◆ Your objective
Return the complete listing that follows, with each line reproduced exactly.

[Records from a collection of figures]
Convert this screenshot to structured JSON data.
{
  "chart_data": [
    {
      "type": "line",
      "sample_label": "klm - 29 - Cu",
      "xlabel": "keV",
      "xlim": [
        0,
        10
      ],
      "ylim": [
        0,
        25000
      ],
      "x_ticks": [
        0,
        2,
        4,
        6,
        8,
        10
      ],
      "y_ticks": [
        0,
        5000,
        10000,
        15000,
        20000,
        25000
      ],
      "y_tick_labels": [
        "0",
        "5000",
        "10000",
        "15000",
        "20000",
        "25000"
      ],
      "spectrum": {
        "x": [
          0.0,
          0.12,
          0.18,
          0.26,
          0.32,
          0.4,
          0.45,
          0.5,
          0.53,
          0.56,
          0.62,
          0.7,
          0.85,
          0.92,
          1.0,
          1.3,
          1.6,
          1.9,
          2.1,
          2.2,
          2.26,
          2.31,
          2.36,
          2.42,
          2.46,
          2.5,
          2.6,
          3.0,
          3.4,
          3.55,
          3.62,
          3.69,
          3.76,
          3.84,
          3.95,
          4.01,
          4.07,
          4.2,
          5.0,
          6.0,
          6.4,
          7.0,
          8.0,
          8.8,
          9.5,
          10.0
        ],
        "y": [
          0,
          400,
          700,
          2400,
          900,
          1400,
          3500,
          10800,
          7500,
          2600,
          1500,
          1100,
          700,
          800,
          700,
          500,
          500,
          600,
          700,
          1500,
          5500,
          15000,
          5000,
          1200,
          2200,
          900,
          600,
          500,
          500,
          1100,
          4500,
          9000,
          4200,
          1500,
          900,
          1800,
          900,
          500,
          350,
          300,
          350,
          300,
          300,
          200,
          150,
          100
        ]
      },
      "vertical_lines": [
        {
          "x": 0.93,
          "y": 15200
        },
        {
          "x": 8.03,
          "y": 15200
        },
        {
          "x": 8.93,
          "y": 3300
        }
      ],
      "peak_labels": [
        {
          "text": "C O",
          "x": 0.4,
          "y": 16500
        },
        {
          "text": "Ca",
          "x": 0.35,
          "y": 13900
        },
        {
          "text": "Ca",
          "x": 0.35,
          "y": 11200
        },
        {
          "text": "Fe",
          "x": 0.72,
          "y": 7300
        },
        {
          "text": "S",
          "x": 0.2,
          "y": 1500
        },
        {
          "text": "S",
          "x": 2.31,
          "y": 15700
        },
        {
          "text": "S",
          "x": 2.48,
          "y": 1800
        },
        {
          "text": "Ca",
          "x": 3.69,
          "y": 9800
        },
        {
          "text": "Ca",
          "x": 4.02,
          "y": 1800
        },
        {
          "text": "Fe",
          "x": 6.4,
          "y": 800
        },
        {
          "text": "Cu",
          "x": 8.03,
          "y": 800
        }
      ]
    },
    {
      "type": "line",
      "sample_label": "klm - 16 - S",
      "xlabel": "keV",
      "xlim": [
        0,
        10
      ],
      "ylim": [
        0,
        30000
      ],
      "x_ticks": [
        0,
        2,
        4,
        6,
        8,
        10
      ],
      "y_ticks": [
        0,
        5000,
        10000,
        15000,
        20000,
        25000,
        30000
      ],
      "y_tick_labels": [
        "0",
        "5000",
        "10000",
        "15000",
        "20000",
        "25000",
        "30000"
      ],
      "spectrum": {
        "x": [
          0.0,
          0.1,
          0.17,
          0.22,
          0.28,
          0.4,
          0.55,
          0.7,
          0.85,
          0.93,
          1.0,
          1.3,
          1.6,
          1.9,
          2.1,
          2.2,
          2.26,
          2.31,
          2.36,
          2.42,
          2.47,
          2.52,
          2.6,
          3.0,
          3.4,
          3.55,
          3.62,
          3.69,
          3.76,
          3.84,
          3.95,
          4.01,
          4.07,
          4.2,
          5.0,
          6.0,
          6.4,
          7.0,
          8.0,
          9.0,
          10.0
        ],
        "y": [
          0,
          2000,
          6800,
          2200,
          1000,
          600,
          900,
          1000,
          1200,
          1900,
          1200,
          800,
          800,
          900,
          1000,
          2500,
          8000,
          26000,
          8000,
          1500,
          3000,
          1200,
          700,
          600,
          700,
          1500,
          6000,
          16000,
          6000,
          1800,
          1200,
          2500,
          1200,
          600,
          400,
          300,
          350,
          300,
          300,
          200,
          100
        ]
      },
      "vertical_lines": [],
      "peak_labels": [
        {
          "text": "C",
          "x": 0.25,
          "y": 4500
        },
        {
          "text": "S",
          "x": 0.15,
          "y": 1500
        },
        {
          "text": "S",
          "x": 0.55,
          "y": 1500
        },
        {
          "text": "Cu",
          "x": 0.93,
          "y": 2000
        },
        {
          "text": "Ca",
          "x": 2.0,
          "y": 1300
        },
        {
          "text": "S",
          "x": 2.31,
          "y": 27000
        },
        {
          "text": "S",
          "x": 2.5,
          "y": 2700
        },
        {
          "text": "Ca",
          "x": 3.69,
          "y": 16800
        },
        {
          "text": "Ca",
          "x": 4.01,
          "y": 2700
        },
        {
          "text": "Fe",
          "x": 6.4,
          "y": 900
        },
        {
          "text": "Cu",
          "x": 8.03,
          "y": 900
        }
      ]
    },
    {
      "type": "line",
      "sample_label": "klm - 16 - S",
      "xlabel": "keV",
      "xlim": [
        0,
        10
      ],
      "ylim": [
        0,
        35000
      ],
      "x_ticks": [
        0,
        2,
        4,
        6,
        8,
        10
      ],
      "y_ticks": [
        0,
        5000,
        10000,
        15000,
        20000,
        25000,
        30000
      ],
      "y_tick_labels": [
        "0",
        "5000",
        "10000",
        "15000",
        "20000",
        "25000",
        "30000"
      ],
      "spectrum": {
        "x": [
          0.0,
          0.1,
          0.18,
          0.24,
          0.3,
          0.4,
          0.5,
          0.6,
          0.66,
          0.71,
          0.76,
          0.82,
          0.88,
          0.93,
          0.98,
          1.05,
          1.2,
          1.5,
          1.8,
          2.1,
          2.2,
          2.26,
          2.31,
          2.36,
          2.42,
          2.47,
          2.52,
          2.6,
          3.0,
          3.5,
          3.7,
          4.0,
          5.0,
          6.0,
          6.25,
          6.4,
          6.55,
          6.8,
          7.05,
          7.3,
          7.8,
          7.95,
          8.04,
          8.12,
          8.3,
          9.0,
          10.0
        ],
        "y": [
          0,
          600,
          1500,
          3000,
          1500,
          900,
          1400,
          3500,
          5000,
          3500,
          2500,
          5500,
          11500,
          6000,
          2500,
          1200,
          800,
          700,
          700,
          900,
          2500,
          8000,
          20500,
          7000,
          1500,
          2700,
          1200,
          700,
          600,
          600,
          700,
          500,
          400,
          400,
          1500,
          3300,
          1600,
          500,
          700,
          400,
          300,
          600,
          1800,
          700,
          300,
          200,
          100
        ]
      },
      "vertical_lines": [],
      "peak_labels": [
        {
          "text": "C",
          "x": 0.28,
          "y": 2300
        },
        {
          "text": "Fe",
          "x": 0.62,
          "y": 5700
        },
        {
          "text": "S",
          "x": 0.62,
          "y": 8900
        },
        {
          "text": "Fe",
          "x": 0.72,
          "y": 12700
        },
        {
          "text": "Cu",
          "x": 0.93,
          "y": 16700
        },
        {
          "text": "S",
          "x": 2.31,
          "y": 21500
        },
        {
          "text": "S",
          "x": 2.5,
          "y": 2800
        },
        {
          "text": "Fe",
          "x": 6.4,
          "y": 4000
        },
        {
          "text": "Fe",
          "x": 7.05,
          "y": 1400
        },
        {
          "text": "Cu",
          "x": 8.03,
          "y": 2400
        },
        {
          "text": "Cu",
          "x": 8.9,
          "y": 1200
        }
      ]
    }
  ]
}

◆ Complete output
Convert this screenshot to structured JSON data.
{
  "chart_data": [
    {
      "type": "line",
      "sample_label": "klm - 29 - Cu",
      "xlabel": "keV",
      "xlim": [
        0,
        10
      ],
      "ylim": [
        0,
        25000
      ],
      "x_ticks": [
        0,
        2,
        4,
        6,
        8,
        10
      ],
      "y_ticks": [
        0,
        5000,
        10000,
        15000,
        20000,
        25000
      ],
      "y_tick_labels": [
        "0",
        "5000",
        "10000",
        "15000",
        "20000",
        "25000"
      ],
      "spectrum": {
        "x": [
          0.0,
          0.12,
          0.18,
          0.26,
          0.32,
          0.4,
          0.45,
          0.5,
          0.53,
          0.56,
          0.62,
          0.7,
          0.85,
          0.92,
          1.0,
          1.3,
          1.6,
          1.9,
          2.1,
          2.2,
          2.26,
          2.31,
          2.36,
          2.42,
          2.46,
          2.5,
          2.6,
          3.0,
          3.4,
          3.55,
          3.62,
          3.69,
          3.76,
          3.84,
          3.95,
          4.01,
          4.07,
          4.2,
          5.0,
          6.0,
          6.4,
          7.0,
          8.0,
          8.8,
          9.5,
          10.0
        ],
        "y": [
          0,
          400,
          700,
          2400,
          900,
          1400,
          3500,
          10800,
          7500,
          2600,
          1500,
          1100,
          700,
          800,
          700,
          500,
          500,
          600,
          700,
          1500,
          5500,
          15000,
          5000,
          1200,
          2200,
          900,
          600,
          500,
          500,
          1100,
          4500,
          9000,
          4200,
          1500,
          900,
          1800,
          900,
          500,
          350,
          300,
          350,
          300,
          300,
          200,
          150,
          100
        ]
      },
      "vertical_lines": [
        {
          "x": 0.93,
          "y": 15200
        },
        {
          "x": 8.03,
          "y": 15200
        },
        {
          "x": 8.93,
          "y": 3300
        }
      ],
      "peak_labels": [
        {
          "text": "C O",
          "x": 0.4,
          "y": 16500
        },
        {
          "text": "Ca",
          "x": 0.35,
          "y": 13900
        },
        {
          "text": "Ca",
          "x": 0.35,
          "y": 11200
        },
        {
          "text": "Fe",
          "x": 0.72,
          "y": 7300
        },
        {
          "text": "S",
          "x": 0.2,
          "y": 1500
        },
        {
          "text": "S",
          "x": 2.31,
          "y": 15700
        },
        {
          "text": "S",
          "x": 2.48,
          "y": 1800
        },
        {
          "text": "Ca",
          "x": 3.69,
          "y": 9800
        },
        {
          "text": "Ca",
          "x": 4.02,
          "y": 1800
        },
        {
          "text": "Fe",
          "x": 6.4,
          "y": 800
        },
        {
          "text": "Cu",
          "x": 8.03,
          "y": 800
        }
      ]
    },
    {
      "type": "line",
      "sample_label": "klm - 16 - S",
      "xlabel": "keV",
      "xlim": [
        0,
        10
      ],
      "ylim": [
        0,
        30000
      ],
      "x_ticks": [
        0,
        2,
        4,
        6,
        8,
        10
      ],
      "y_ticks": [
        0,
        5000,
        10000,
        15000,
        20000,
        25000,
        30000
      ],
      "y_tick_labels": [
        "0",
        "5000",
        "10000",
        "15000",
        "20000",
        "25000",
        "30000"
      ],
      "spectrum": {
        "x": [
          0.0,
          0.1,
          0.17,
          0.22,
          0.28,
          0.4,
          0.55,
          0.7,
          0.85,
          0.93,
          1.0,
          1.3,
          1.6,
          1.9,
          2.1,
          2.2,
          2.26,
          2.31,
          2.36,
          2.42,
          2.47,
          2.52,
          2.6,
          3.0,
          3.4,
          3.55,
          3.62,
          3.69,
          3.76,
          3.84,
          3.95,
          4.01,
          4.07,
          4.2,
          5.0,
          6.0,
          6.4,
          7.0,
          8.0,
          9.0,
          10.0
        ],
        "y": [
          0,
          2000,
          6800,
          2200,
          1000,
          600,
          900,
          1000,
          1200,
          1900,
          1200,
          800,
          800,
          900,
          1000,
          2500,
          8000,
          26000,
          8000,
          1500,
          3000,
          1200,
          700,
          600,
          700,
          1500,
          6000,
          16000,
          6000,
          1800,
          1200,
          2500,
          1200,
          600,
          400,
          300,
          350,
          300,
          300,
          200,
          100
        ]
      },
      "vertical_lines": [],
      "peak_labels": [
        {
          "text": "C",
          "x": 0.25,
          "y": 4500
        },
        {
          "text": "S",
          "x": 0.15,
          "y": 1500
        },
        {
          "text": "S",
          "x": 0.55,
          "y": 1500
        },
        {
          "text": "Cu",
          "x": 0.93,
          "y": 2000
        },
        {
          "text": "Ca",
          "x": 2.0,
          "y": 1300
        },
        {
          "text": "S",
          "x": 2.31,
          "y": 27000
        },
        {
          "text": "S",
          "x": 2.5,
          "y": 2700
        },
        {
          "text": "Ca",
          "x": 3.69,
          "y": 16800
        },
        {
          "text": "Ca",
          "x": 4.01,
          "y": 2700
        },
        {
          "text": "Fe",
          "x": 6.4,
          "y": 900
        },
        {
          "text": "Cu",
          "x": 8.03,
          "y": 900
        }
      ]
    },
    {
      "type": "line",
      "sample_label": "klm - 16 - S",
      "xlabel": "keV",
      "xlim": [
        0,
        10
      ],
      "ylim": [
        0,
        35000
      ],
      "x_ticks": [
        0,
        2,
        4,
        6,
        8,
        10
      ],
      "y_ticks": [
        0,
        5000,
        10000,
        15000,
        20000,
        25000,
        30000
      ],
      "y_tick_labels": [
        "0",
        "5000",
        "10000",
        "15000",
        "20000",
        "25000",
        "30000"
      ],
      "spectrum": {
        "x": [
          0.0,
          0.1,
          0.18,
          0.24,
          0.3,
          0.4,
          0.5,
          0.6,
          0.66,
          0.71,
          0.76,
          0.82,
          0.88,
          0.93,
          0.98,
          1.05,
          1.2,
          1.5,
          1.8,
          2.1,
          2.2,
          2.26,
          2.31,
          2.36,
          2.42,
          2.47,
          2.52,
          2.6,
          3.0,
          3.5,
          3.7,
          4.0,
          5.0,
          6.0,
          6.25,
          6.4,
          6.55,
          6.8,
          7.05,
          7.3,
          7.8,
          7.95,
          8.04,
          8.12,
          8.3,
          9.0,
          10.0
        ],
        "y": [
          0,
          600,
          1500,
          3000,
          1500,
          900,
          1400,
          3500,
          5000,
          3500,
          2500,
          5500,
          11500,
          6000,
          2500,
          1200,
          800,
          700,
          700,
          900,
          2500,
          8000,
          20500,
          7000,
          1500,
          2700,
          1200,
          700,
          600,
          600,
          700,
          500,
          400,
          400,
          1500,
          3300,
          1600,
          500,
          700,
          400,
          300,
          600,
          1800,
          700,
          300,
          200,
          100
        ]
      },
      "vertical_lines": [],
      "peak_labels": [
        {
          "text": "C",
          "x": 0.28,
          "y": 2300
        },
        {
          "text": "Fe",
          "x": 0.62,
          "y": 5700
        },
        {
          "text": "S",
          "x": 0.62,
          "y": 8900
        },
        {
          "text": "Fe",
          "x": 0.72,
          "y": 12700
        },
        {
          "text": "Cu",
          "x": 0.93,
          "y": 16700
        },
        {
          "text": "S",
          "x": 2.31,
          "y": 21500
        },
        {
          "text": "S",
          "x": 2.5,
          "y": 2800
        },
        {
          "text": "Fe",
          "x": 6.4,
          "y": 4000
        },
        {
          "text": "Fe",
          "x": 7.05,
          "y": 1400
        },
        {
          "text": "Cu",
          "x": 8.03,
          "y": 2400
        },
        {
          "text": "Cu",
          "x": 8.9,
          "y": 1200
        }
      ]
    }
  ]
}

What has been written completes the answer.